Exercise: Nothing but the lines from the one containing "Decode this image" to the end of the data should be returned, each exactly as written.

─── Material provided

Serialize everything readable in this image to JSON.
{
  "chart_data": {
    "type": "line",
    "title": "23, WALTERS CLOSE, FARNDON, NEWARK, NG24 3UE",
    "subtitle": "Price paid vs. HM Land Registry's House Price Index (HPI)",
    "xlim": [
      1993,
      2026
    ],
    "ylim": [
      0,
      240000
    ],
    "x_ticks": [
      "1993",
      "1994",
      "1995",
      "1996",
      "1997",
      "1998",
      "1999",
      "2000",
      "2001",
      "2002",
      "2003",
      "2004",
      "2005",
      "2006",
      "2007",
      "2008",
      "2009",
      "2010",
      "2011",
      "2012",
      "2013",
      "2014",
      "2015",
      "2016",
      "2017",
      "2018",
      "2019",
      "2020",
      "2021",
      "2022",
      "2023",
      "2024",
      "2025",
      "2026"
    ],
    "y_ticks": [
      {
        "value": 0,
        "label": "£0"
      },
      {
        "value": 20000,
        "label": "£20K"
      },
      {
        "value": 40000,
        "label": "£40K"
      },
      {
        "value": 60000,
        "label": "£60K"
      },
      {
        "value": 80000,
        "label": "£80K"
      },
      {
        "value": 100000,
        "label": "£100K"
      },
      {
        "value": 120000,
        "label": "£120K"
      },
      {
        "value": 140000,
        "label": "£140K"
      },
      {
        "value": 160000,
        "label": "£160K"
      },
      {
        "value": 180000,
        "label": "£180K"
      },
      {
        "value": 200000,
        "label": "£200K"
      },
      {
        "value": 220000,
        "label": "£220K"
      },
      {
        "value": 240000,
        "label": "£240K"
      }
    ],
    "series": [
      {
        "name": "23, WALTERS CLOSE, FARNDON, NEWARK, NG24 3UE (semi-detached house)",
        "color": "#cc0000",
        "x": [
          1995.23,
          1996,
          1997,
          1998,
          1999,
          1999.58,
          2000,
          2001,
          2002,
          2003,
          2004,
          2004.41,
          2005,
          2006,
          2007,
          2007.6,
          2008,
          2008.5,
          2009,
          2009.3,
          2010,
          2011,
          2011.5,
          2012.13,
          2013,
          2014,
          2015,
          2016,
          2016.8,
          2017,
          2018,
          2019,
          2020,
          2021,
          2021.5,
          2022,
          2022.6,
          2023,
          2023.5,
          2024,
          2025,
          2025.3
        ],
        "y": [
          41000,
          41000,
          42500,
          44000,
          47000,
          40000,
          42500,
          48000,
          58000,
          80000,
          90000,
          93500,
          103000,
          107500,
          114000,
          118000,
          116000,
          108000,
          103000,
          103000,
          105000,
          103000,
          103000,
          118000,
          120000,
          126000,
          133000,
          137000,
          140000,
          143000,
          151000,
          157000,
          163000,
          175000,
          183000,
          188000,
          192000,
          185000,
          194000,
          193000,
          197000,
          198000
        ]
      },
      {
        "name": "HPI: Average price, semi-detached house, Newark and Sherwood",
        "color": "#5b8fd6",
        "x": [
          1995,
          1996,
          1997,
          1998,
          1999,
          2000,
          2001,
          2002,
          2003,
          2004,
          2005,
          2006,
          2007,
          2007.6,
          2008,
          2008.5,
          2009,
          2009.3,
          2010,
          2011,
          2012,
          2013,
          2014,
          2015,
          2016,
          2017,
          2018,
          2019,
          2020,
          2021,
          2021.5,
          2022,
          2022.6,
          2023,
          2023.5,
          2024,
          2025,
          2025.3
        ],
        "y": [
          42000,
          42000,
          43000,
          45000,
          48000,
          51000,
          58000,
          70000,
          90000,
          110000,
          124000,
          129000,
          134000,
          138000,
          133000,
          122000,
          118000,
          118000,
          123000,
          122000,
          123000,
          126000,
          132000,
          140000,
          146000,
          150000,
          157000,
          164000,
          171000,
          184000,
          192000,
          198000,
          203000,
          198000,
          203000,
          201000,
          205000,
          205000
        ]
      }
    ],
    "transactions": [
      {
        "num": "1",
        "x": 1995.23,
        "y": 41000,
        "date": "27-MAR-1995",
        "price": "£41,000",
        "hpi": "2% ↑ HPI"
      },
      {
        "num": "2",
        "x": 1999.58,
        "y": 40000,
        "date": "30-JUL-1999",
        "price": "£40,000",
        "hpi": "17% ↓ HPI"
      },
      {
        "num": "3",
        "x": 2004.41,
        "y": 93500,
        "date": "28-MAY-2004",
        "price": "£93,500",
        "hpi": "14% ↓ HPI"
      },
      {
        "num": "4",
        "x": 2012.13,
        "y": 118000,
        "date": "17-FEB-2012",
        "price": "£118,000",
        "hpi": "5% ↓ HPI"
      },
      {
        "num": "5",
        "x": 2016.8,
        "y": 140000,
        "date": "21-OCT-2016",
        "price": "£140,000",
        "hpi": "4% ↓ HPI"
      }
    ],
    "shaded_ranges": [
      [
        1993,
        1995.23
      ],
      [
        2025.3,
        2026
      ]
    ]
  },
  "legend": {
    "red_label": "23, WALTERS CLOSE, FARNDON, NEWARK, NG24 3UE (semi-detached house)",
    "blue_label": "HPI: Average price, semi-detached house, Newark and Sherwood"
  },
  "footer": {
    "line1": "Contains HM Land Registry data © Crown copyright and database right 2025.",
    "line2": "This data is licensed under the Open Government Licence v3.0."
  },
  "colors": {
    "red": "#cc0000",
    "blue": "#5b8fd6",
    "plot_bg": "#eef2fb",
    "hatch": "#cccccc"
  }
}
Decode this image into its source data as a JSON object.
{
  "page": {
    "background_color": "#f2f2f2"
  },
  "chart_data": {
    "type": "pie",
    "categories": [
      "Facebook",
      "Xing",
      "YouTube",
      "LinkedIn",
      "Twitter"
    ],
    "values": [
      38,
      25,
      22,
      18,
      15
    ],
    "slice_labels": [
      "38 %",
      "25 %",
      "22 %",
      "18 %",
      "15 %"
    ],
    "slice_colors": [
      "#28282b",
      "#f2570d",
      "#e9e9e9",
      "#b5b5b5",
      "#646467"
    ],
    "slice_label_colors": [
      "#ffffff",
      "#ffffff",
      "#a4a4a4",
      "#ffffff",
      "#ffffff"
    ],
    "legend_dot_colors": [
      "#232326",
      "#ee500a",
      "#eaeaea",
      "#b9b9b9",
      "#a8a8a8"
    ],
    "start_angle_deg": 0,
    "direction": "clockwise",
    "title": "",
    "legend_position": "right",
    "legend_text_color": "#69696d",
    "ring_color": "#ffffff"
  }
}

──────

Finished answer:
Decode this image into its source data as a JSON object.
{
  "page": {
    "background_color": "#f2f2f2"
  },
  "chart_data": {
    "type": "pie",
    "categories": [
      "Facebook",
      "Xing",
      "YouTube",
      "LinkedIn",
      "Twitter"
    ],
    "values": [
      38,
      25,
      22,
      18,
      15
    ],
    "slice_labels": [
      "38 %",
      "25 %",
      "22 %",
      "18 %",
      "15 %"
    ],
    "slice_colors": [
      "#28282b",
      "#f2570d",
      "#e9e9e9",
      "#b5b5b5",
      "#646467"
    ],
    "slice_label_colors": [
      "#ffffff",
      "#ffffff",
      "#a4a4a4",
      "#ffffff",
      "#ffffff"
    ],
    "legend_dot_colors": [
      "#232326",
      "#ee500a",
      "#eaeaea",
      "#b9b9b9",
      "#a8a8a8"
    ],
    "start_angle_deg": 0,
    "direction": "clockwise",
    "title": "",
    "legend_position": "right",
    "legend_text_color": "#69696d",
    "ring_color": "#ffffff"
  }
}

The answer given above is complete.